Source data
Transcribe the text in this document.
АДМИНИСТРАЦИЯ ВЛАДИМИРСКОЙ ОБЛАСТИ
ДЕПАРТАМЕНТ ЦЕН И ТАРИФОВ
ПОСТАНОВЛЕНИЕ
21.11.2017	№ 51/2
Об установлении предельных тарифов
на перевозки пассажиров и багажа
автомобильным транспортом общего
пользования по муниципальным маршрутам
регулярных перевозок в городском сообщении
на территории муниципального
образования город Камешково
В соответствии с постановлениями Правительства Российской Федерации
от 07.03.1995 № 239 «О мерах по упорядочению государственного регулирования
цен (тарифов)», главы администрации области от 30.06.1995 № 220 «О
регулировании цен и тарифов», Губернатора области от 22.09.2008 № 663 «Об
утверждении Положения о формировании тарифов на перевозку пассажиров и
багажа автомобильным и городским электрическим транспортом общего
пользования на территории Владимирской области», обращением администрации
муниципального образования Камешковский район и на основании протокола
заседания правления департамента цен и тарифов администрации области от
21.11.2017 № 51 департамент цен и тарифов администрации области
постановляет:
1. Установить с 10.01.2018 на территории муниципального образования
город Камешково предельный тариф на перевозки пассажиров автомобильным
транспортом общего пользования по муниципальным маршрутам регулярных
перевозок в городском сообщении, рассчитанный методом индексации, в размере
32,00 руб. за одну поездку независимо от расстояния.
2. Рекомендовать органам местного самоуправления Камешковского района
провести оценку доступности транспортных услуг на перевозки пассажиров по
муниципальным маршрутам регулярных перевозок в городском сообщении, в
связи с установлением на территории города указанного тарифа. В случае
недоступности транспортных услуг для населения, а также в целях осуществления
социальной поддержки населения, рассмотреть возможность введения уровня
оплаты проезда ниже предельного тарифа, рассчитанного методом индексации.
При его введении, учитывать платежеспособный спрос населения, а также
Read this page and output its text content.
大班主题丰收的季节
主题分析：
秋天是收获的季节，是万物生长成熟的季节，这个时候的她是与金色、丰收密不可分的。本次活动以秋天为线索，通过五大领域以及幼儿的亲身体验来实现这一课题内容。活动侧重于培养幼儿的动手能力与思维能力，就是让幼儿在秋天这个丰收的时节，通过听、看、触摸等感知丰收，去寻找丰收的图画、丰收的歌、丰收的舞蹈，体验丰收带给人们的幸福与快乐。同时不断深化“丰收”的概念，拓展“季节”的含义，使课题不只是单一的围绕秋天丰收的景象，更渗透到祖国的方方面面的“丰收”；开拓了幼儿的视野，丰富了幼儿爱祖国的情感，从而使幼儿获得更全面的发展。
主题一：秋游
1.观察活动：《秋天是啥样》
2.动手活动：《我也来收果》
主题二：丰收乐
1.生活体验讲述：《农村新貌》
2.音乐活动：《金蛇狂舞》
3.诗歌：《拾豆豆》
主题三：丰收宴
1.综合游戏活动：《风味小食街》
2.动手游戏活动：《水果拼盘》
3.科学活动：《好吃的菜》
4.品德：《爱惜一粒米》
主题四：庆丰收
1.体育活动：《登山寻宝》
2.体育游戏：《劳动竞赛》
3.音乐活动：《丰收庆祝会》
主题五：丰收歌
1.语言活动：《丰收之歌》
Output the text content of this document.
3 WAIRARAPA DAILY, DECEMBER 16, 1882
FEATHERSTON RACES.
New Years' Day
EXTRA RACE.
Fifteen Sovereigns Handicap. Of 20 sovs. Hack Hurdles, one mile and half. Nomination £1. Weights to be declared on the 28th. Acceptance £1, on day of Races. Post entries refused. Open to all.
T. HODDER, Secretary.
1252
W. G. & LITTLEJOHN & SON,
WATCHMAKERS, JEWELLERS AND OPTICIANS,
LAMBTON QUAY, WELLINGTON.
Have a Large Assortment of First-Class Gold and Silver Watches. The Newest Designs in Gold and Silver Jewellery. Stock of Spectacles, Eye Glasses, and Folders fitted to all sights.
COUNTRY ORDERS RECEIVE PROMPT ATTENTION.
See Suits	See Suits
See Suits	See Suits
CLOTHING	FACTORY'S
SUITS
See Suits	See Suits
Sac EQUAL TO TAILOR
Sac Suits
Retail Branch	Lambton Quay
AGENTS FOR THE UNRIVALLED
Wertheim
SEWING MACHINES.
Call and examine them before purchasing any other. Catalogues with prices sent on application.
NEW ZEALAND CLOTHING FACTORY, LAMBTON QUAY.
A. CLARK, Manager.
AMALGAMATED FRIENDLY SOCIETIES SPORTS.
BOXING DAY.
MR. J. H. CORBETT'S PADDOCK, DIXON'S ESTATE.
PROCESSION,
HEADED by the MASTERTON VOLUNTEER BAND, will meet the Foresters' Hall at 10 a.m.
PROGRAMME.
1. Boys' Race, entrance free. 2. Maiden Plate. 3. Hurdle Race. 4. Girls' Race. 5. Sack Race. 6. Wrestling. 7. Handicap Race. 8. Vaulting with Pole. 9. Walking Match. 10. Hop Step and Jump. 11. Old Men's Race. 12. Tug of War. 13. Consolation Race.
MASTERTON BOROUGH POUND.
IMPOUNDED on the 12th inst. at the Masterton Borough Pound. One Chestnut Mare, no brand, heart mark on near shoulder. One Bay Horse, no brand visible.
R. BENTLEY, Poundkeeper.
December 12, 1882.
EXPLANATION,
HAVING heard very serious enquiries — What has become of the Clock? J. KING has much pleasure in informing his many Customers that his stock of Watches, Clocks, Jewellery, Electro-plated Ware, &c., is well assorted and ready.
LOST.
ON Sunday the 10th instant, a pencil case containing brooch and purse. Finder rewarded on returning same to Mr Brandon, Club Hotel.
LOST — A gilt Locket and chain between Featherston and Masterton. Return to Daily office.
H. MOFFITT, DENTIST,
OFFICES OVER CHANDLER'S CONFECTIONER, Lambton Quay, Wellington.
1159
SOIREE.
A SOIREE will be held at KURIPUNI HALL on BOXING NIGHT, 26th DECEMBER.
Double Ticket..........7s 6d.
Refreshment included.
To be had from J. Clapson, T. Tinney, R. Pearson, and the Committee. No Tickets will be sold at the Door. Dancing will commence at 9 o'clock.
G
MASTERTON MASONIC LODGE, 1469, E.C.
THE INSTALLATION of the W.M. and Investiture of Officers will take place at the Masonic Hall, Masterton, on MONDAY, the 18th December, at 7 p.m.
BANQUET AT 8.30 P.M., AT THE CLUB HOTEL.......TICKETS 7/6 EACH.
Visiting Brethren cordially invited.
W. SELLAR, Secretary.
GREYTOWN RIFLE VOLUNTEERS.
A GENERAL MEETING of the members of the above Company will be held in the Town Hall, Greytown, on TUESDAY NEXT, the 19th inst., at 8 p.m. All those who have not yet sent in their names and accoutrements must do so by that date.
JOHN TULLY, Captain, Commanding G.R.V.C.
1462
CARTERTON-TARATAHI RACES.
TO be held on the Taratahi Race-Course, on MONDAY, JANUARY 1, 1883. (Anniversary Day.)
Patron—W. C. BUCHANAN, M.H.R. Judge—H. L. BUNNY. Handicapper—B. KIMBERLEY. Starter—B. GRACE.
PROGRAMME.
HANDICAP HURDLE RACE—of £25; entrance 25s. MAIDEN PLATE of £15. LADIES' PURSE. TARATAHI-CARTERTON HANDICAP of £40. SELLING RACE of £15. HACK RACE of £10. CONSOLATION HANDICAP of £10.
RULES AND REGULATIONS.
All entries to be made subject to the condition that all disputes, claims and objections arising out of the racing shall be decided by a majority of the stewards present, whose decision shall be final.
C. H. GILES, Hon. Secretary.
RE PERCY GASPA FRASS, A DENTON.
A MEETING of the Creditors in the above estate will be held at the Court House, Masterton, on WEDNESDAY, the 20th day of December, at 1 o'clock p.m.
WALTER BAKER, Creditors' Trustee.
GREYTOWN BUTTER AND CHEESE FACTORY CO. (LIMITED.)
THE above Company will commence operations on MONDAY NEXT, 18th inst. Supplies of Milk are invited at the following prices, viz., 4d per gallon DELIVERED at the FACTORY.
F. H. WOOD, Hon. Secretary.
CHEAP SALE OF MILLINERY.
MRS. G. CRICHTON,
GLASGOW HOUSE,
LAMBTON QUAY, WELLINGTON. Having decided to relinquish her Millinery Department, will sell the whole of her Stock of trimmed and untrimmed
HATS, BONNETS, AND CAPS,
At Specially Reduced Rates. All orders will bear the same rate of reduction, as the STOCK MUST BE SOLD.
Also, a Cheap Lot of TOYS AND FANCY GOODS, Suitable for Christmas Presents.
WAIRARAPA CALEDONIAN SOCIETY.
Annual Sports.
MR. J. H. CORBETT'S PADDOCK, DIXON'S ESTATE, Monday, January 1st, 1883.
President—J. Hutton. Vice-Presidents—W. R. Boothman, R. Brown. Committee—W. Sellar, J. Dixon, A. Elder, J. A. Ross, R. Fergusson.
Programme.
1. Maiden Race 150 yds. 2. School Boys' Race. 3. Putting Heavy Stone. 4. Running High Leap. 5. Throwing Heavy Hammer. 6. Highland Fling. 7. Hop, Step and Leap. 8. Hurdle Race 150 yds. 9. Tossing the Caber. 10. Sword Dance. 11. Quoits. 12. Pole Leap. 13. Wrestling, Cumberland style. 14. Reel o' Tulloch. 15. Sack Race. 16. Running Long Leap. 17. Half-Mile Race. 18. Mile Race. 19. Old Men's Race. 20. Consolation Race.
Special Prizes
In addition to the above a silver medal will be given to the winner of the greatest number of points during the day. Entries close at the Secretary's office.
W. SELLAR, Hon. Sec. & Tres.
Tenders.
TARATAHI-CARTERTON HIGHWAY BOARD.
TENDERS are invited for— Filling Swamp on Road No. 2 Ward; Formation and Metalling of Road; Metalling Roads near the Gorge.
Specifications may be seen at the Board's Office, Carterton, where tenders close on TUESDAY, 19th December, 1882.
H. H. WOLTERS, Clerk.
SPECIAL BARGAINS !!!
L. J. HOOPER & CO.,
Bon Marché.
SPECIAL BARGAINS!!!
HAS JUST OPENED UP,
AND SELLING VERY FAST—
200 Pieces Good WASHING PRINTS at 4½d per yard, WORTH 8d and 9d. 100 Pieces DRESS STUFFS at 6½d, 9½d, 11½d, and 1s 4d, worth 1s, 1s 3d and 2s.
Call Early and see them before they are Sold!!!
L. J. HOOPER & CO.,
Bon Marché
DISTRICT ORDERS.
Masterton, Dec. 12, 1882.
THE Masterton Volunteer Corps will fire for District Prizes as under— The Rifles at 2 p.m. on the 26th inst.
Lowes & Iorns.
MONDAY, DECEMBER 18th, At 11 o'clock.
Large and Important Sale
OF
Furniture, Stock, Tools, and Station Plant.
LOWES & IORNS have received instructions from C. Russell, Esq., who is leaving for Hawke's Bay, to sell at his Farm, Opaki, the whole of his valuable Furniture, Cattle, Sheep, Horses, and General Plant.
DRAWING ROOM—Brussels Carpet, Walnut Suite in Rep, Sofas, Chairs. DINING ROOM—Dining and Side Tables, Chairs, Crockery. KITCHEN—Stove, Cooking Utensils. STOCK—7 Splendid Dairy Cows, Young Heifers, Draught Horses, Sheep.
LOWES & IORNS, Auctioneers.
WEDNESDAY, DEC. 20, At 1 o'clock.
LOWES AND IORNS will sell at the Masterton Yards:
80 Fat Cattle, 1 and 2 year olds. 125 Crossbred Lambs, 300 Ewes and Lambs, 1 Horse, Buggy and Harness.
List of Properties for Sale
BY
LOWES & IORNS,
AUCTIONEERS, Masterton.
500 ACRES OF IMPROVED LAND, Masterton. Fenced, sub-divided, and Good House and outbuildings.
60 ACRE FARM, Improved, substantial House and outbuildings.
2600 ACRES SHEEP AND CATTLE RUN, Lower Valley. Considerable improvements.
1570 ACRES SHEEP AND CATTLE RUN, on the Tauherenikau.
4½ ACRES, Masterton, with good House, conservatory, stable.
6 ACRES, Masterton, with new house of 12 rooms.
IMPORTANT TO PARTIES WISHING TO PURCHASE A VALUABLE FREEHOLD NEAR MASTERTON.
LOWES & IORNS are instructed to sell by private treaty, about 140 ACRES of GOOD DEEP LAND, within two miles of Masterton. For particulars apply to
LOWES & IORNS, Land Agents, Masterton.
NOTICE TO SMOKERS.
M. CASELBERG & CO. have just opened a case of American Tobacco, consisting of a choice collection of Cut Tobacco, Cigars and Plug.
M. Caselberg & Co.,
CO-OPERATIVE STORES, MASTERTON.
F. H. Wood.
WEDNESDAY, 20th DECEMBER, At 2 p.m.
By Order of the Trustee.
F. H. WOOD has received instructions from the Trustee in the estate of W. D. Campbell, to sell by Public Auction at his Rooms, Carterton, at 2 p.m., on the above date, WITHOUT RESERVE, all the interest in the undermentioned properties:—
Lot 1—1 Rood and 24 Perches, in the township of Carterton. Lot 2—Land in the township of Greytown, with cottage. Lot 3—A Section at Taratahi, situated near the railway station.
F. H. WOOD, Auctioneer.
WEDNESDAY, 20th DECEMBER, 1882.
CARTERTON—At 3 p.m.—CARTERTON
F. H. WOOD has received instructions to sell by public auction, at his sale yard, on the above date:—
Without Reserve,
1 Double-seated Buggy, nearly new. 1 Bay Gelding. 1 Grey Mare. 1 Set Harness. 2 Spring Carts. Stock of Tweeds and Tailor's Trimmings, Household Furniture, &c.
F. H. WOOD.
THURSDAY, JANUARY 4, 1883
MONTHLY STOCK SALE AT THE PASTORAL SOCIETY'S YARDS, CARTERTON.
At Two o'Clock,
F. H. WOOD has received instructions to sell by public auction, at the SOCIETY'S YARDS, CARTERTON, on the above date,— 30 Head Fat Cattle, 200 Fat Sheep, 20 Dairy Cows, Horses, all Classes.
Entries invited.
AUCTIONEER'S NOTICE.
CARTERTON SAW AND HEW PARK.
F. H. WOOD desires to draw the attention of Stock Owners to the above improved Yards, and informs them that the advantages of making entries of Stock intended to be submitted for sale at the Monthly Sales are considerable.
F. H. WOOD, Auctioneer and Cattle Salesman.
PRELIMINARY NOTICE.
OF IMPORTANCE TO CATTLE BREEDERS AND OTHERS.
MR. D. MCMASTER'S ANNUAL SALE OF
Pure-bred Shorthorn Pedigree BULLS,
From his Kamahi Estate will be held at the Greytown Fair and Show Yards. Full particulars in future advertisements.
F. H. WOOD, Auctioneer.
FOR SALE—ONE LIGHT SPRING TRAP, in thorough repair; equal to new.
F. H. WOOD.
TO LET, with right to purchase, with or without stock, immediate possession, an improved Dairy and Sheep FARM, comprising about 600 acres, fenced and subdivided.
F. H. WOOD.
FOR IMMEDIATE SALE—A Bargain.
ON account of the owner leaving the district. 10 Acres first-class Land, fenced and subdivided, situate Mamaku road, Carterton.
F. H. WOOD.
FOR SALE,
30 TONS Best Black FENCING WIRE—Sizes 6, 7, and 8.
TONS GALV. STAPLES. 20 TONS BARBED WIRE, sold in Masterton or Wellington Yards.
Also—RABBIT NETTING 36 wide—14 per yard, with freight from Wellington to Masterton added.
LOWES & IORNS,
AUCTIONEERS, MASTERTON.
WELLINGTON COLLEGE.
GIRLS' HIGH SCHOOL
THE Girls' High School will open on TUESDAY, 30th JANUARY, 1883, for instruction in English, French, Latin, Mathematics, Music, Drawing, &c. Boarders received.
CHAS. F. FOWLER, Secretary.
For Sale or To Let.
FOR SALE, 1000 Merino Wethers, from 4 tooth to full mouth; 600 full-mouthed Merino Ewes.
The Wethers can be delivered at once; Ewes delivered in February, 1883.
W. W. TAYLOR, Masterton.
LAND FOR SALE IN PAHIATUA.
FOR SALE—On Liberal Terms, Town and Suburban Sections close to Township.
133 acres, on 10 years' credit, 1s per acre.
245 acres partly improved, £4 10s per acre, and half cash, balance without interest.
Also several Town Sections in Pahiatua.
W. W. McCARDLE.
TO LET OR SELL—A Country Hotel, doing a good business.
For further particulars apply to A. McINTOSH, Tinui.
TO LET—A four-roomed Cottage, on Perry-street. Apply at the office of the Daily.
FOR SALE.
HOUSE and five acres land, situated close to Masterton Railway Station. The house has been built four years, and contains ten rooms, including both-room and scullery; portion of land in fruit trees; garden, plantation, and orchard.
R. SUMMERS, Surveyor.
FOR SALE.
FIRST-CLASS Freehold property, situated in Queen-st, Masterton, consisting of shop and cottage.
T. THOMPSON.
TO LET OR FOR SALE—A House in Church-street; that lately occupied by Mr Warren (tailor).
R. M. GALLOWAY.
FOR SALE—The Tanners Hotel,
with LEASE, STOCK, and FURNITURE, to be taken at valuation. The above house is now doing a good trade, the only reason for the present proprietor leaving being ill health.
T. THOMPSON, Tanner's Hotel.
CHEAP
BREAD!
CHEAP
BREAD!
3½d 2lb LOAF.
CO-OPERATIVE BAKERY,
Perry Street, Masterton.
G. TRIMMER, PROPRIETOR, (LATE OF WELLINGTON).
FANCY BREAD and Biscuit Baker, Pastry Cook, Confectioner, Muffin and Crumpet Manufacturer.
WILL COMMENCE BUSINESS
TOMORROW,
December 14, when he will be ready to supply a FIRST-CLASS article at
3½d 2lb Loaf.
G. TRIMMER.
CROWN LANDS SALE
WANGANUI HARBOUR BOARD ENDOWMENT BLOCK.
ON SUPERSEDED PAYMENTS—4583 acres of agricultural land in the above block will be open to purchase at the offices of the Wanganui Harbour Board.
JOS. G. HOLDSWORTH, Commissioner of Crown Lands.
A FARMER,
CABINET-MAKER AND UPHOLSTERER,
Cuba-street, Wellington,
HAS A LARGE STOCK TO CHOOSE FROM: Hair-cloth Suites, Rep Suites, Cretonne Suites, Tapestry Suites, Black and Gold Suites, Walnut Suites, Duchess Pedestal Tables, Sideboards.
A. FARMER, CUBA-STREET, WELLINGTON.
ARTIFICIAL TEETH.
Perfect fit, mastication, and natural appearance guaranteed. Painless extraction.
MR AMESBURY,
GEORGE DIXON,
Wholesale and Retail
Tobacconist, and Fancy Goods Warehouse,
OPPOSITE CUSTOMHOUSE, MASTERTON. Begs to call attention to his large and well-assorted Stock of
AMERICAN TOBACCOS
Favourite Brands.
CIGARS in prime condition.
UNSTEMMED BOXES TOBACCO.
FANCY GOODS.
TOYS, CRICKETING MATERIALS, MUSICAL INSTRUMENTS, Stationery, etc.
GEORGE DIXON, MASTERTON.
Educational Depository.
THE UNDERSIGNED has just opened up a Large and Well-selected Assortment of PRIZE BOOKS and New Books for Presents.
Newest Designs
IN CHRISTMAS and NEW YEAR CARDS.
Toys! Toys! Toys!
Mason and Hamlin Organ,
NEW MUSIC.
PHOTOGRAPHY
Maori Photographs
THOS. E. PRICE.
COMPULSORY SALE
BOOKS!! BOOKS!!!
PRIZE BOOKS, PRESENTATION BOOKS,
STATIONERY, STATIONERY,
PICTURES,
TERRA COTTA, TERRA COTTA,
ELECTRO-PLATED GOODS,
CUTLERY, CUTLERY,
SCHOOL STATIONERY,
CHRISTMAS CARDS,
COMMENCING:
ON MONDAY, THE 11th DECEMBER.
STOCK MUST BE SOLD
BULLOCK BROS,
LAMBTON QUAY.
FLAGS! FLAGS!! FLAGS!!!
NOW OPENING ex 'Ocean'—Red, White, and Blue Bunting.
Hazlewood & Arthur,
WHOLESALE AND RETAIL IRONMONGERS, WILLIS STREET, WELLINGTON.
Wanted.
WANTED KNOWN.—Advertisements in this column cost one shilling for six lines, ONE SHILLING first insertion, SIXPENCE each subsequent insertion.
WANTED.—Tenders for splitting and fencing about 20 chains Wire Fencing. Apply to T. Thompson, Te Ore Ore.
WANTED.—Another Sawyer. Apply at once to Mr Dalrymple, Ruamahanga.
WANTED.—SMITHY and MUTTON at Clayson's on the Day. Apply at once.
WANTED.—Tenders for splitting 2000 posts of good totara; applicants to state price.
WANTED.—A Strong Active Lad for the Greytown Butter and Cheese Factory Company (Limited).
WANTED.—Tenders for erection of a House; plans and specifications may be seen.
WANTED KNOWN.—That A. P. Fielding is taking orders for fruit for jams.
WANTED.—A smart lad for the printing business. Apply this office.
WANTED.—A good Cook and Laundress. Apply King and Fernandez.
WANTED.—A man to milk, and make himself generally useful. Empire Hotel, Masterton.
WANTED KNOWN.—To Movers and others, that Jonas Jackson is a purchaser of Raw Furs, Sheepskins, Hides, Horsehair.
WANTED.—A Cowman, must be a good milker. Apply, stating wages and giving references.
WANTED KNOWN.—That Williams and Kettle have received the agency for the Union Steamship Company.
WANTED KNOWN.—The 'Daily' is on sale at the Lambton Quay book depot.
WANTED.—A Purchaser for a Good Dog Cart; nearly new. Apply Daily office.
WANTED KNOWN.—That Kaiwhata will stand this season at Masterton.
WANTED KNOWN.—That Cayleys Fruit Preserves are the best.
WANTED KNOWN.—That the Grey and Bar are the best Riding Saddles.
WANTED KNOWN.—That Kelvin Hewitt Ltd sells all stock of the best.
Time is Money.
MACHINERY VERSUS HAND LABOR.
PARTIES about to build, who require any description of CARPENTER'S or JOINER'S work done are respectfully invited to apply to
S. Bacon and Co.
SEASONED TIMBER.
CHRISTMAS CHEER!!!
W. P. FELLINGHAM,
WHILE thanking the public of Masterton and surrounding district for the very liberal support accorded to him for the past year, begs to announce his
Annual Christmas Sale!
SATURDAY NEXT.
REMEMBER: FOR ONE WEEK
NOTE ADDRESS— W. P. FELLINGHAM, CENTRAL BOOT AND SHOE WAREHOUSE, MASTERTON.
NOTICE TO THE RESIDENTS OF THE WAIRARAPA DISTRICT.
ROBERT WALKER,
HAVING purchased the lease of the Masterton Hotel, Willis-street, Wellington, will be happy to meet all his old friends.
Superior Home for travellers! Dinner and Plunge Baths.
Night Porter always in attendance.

▸ **WHAT NEEDS TO BE DONE**
Each line in the data that holds the string "FARMER" should be found and copied.

▸ **RESULT FOR THIS TASK**
A FARMER,
A. FARMER, CUBA-STREET, WELLINGTON.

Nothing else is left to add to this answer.